Part of a data file
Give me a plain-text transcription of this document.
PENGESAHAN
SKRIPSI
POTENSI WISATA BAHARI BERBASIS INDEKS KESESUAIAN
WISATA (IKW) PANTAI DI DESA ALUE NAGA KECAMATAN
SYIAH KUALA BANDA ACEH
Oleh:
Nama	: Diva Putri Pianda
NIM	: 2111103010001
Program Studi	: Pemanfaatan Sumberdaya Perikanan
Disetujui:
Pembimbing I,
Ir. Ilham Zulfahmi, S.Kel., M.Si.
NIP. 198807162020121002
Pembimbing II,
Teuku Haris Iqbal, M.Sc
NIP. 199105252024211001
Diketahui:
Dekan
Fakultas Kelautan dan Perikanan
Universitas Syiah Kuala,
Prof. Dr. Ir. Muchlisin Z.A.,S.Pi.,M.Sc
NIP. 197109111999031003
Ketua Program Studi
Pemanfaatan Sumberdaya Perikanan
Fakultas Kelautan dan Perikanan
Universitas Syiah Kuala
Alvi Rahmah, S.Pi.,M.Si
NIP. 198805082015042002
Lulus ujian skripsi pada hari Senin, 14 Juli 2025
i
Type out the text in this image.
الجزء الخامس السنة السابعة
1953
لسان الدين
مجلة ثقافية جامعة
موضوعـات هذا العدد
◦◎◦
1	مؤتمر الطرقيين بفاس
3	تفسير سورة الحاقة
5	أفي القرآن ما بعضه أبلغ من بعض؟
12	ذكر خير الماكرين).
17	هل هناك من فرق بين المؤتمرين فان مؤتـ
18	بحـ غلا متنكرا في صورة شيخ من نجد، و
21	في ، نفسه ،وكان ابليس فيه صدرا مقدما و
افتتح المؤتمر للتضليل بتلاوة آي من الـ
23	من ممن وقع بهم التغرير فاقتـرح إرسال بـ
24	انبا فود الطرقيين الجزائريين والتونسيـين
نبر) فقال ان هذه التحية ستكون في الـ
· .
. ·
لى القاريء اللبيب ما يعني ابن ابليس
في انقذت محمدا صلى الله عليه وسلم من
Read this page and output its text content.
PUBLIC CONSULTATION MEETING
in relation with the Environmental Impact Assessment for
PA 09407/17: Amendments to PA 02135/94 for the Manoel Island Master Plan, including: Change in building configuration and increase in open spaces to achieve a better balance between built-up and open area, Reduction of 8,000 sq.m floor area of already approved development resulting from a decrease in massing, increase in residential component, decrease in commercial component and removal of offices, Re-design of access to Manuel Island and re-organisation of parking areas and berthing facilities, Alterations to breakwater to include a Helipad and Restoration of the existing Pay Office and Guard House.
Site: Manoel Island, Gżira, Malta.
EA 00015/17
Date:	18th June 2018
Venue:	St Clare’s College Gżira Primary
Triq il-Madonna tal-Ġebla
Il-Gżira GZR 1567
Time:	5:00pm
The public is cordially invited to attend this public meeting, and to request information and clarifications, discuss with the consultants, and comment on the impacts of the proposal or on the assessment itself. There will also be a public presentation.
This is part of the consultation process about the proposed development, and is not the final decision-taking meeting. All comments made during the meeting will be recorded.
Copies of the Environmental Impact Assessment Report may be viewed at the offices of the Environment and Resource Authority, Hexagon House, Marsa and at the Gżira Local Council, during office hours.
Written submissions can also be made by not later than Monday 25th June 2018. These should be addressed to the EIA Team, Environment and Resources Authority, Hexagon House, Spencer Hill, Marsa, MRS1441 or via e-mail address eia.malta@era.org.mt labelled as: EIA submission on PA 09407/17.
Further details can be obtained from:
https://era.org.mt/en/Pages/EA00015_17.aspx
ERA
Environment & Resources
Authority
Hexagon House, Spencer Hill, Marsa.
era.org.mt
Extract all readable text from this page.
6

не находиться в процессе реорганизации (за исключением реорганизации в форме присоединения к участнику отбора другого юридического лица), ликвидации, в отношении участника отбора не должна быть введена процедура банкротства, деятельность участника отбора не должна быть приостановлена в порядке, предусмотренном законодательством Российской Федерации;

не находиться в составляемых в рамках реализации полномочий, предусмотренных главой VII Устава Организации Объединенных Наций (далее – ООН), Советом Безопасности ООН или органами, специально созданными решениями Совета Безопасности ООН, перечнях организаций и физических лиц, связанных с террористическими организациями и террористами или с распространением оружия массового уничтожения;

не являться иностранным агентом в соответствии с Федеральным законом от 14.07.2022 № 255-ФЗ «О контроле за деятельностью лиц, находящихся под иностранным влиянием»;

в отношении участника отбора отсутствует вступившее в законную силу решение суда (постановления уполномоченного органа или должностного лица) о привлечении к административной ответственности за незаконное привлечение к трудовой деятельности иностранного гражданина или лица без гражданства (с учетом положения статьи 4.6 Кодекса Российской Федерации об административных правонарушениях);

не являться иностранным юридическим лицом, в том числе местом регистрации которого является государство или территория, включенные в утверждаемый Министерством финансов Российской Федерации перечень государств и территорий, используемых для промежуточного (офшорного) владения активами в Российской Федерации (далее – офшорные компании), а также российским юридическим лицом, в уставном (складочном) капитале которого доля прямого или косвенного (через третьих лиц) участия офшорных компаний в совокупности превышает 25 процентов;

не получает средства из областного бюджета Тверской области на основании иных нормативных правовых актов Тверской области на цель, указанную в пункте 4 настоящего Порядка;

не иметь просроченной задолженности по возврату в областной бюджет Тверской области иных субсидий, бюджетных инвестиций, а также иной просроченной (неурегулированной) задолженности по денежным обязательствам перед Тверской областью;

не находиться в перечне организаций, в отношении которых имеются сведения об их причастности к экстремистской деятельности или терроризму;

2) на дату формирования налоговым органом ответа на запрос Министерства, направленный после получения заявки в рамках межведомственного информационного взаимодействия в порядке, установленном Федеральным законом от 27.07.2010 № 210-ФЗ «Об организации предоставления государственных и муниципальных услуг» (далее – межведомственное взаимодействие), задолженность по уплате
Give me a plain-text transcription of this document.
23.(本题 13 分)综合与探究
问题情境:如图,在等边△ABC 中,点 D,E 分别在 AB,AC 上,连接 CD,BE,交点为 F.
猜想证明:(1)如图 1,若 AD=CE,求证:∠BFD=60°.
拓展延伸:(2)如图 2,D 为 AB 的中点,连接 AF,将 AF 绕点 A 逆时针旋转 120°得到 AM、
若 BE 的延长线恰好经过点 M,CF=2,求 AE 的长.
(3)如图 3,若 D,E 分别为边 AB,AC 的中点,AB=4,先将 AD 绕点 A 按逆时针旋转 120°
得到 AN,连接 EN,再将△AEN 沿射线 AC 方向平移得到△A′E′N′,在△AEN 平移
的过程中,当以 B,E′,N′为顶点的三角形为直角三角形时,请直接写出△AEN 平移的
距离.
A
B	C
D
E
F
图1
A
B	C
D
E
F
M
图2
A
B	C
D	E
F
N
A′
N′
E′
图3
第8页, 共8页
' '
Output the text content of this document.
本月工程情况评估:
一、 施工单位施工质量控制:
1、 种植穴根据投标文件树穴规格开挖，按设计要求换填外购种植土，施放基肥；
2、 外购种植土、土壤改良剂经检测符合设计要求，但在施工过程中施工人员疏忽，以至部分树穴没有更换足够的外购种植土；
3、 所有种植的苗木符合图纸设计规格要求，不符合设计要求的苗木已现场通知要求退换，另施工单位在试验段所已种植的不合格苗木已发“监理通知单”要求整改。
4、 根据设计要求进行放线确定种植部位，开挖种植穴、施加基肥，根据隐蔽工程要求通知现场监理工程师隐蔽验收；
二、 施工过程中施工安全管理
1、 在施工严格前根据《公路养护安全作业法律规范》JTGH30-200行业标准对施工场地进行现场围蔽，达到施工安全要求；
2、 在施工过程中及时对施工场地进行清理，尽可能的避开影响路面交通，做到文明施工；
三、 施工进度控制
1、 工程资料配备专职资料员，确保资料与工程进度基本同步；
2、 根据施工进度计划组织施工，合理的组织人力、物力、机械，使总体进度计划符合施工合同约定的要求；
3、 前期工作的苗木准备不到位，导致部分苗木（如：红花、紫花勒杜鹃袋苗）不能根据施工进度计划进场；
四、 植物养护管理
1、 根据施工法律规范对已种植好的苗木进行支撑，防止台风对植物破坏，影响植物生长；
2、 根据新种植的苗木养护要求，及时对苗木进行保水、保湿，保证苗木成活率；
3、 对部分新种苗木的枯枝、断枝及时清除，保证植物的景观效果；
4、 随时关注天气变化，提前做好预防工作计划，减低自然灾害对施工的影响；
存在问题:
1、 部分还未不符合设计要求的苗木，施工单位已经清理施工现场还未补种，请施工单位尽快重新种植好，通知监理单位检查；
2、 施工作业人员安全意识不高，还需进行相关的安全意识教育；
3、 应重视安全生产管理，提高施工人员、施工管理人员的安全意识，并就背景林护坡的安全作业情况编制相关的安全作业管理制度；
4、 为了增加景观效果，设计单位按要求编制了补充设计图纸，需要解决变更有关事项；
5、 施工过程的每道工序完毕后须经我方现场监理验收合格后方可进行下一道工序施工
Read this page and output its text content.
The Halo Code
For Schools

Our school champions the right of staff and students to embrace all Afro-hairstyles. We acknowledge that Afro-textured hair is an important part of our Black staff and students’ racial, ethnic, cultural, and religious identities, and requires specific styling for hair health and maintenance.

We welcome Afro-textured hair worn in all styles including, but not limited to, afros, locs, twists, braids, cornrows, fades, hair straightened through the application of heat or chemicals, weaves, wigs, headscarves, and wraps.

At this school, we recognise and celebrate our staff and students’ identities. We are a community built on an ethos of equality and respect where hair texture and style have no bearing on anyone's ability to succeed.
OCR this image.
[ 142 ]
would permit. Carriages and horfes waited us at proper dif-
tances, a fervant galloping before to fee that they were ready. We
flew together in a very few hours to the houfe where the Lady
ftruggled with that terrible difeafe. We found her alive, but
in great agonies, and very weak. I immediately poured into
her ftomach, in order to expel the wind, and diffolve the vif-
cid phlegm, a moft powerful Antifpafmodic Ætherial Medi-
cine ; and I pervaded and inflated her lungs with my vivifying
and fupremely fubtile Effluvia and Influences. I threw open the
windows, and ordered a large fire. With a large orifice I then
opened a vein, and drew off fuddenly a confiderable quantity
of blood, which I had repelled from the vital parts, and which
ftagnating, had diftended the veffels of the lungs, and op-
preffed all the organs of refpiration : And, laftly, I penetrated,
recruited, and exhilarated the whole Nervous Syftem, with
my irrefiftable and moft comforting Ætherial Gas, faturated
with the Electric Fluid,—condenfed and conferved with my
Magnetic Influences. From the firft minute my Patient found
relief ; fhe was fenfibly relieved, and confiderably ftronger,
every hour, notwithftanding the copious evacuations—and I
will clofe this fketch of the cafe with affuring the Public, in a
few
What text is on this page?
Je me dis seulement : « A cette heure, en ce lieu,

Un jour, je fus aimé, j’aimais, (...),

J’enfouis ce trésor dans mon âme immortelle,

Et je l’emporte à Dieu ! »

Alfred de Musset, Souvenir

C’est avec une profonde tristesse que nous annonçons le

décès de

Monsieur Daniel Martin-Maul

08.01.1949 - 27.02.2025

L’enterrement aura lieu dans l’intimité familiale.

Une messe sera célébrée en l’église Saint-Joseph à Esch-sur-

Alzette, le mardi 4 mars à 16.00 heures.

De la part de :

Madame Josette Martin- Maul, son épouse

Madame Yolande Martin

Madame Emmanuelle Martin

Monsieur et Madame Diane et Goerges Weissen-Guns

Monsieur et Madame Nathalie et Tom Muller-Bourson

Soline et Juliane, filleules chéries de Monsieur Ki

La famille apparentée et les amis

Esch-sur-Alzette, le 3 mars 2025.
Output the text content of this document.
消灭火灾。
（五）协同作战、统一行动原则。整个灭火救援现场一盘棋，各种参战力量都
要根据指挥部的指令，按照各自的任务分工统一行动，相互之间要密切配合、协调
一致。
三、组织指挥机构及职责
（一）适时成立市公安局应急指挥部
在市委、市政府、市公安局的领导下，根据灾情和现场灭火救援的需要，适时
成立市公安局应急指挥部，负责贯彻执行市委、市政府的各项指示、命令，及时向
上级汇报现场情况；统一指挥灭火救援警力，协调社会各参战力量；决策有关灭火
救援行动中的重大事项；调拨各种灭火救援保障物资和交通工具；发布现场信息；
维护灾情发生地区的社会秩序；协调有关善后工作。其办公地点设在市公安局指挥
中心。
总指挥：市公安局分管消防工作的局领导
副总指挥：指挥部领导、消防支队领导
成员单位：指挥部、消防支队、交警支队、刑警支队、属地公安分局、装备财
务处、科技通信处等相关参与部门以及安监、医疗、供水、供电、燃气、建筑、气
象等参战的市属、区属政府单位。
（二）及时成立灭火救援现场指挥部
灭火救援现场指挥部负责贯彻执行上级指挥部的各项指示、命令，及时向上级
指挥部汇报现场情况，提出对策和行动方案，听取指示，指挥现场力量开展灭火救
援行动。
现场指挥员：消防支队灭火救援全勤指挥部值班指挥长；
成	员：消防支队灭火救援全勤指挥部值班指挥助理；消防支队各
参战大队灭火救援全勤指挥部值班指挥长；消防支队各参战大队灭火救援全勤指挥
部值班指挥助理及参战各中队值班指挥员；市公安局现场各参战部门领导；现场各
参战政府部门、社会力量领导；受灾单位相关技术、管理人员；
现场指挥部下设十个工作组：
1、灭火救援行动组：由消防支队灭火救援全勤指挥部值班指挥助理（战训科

• [To be done]
Only a number is wanted: how many lines of the material include the word "image".

• [Answer to the task]
2